[START]

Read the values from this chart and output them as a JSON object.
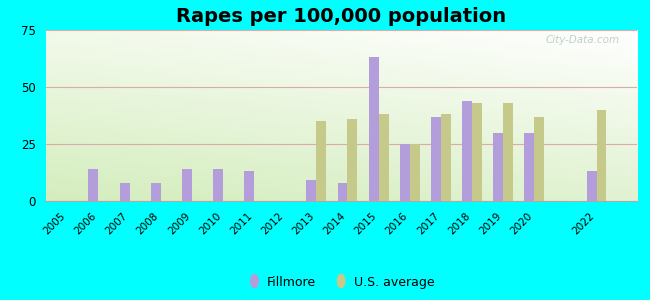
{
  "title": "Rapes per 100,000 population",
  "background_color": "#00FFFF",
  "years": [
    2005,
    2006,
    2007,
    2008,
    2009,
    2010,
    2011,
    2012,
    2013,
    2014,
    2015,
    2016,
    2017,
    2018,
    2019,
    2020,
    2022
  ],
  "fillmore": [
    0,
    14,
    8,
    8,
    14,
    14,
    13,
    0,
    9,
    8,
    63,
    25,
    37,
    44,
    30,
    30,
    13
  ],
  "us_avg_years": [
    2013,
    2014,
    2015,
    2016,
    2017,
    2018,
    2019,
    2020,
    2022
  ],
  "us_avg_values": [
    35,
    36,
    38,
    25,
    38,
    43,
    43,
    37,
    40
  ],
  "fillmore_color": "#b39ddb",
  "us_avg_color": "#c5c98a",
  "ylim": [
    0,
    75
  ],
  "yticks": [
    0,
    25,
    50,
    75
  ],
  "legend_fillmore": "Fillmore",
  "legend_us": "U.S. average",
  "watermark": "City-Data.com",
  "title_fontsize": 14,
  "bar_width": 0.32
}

[END]

■ DIRECTION:
Copy every line of the data word for word, omitting the images.

■ OUTPUT BELOW:
Read the values from this chart and output them as a JSON object.
{
  "title": "Rapes per 100,000 population",
  "background_color": "#00FFFF",
  "years": [
    2005,
    2006,
    2007,
    2008,
    2009,
    2010,
    2011,
    2012,
    2013,
    2014,
    2015,
    2016,
    2017,
    2018,
    2019,
    2020,
    2022
  ],
  "fillmore": [
    0,
    14,
    8,
    8,
    14,
    14,
    13,
    0,
    9,
    8,
    63,
    25,
    37,
    44,
    30,
    30,
    13
  ],
  "us_avg_years": [
    2013,
    2014,
    2015,
    2016,
    2017,
    2018,
    2019,
    2020,
    2022
  ],
  "us_avg_values": [
    35,
    36,
    38,
    25,
    38,
    43,
    43,
    37,
    40
  ],
  "fillmore_color": "#b39ddb",
  "us_avg_color": "#c5c98a",
  "ylim": [
    0,
    75
  ],
  "yticks": [
    0,
    25,
    50,
    75
  ],
  "legend_fillmore": "Fillmore",
  "legend_us": "U.S. average",
  "watermark": "City-Data.com",
  "title_fontsize": 14,
  "bar_width": 0.32
}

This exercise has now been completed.